What needs to be done: Copy out all the data, word for word.
* START Data supplied *
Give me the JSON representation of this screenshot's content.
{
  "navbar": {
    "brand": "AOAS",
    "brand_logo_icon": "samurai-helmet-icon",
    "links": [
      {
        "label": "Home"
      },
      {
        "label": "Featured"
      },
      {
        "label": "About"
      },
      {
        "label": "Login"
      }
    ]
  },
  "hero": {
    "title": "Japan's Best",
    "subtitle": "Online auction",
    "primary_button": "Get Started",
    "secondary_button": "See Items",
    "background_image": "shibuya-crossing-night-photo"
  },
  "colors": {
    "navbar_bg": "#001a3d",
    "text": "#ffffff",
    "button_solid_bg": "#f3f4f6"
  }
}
* END Data supplied *
Written reply:
Give me the JSON representation of this screenshot's content.
{
  "navbar": {
    "brand": "AOAS",
    "brand_logo_icon": "samurai-helmet-icon",
    "links": [
      {
        "label": "Home"
      },
      {
        "label": "Featured"
      },
      {
        "label": "About"
      },
      {
        "label": "Login"
      }
    ]
  },
  "hero": {
    "title": "Japan's Best",
    "subtitle": "Online auction",
    "primary_button": "Get Started",
    "secondary_button": "See Items",
    "background_image": "shibuya-crossing-night-photo"
  },
  "colors": {
    "navbar_bg": "#001a3d",
    "text": "#ffffff",
    "button_solid_bg": "#f3f4f6"
  }
}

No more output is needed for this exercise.